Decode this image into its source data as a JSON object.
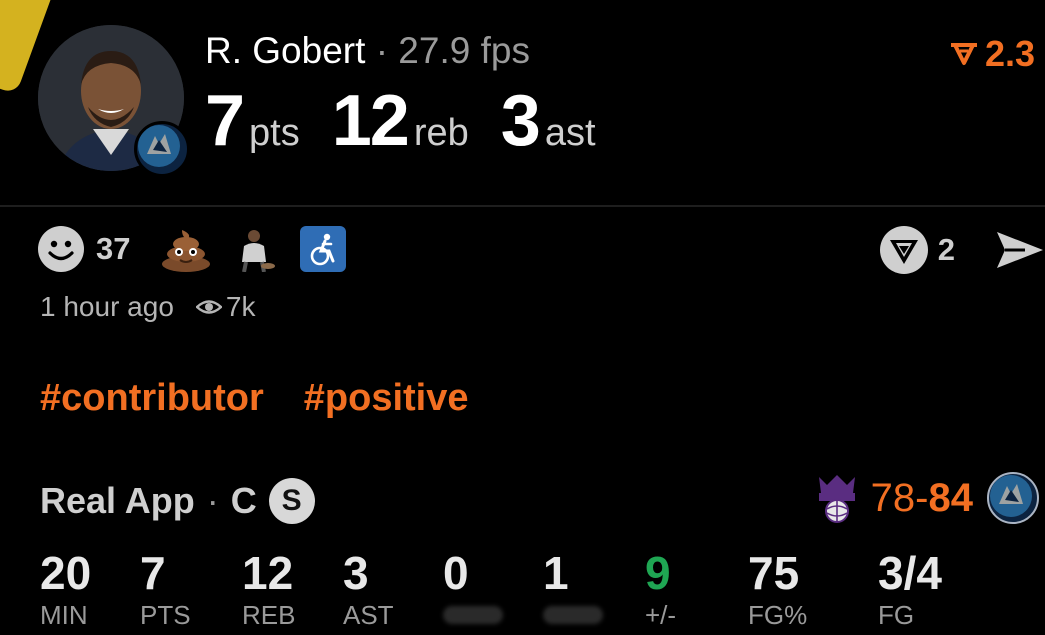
{
  "header": {
    "player_name": "R. Gobert",
    "separator": "·",
    "fps": "27.9 fps",
    "stats": [
      {
        "value": "7",
        "unit": "pts"
      },
      {
        "value": "12",
        "unit": "reb"
      },
      {
        "value": "3",
        "unit": "ast"
      }
    ],
    "rating": "2.3"
  },
  "reactions": {
    "smiley_count": "37",
    "share_count": "2"
  },
  "meta": {
    "time_ago": "1 hour ago",
    "views": "7k"
  },
  "tags": [
    "#contributor",
    "#positive"
  ],
  "game": {
    "source_label": "Real App",
    "dot": "·",
    "position": "C",
    "s_badge": "S",
    "score_away": "78",
    "score_dash": "-",
    "score_home": "84",
    "box": [
      {
        "value": "20",
        "label": "MIN"
      },
      {
        "value": "7",
        "label": "PTS"
      },
      {
        "value": "12",
        "label": "REB"
      },
      {
        "value": "3",
        "label": "AST"
      },
      {
        "value": "0",
        "label": ""
      },
      {
        "value": "1",
        "label": ""
      },
      {
        "value": "9",
        "label": "+/-"
      },
      {
        "value": "75",
        "label": "FG%"
      },
      {
        "value": "3/4",
        "label": "FG"
      }
    ]
  },
  "colors": {
    "accent": "#f26f22",
    "plus_minus_positive": "#1fa653",
    "background": "#000000"
  }
}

--

> Instruction: Pull out every line of the entries that includes the word "value".

> The output:
        "value": "7",
        "value": "12",
        "value": "3",
        "value": "20",
        "value": "7",
        "value": "12",
        "value": "3",
        "value": "0",
        "value": "1",
        "value": "9",
        "value": "75",
        "value": "3/4",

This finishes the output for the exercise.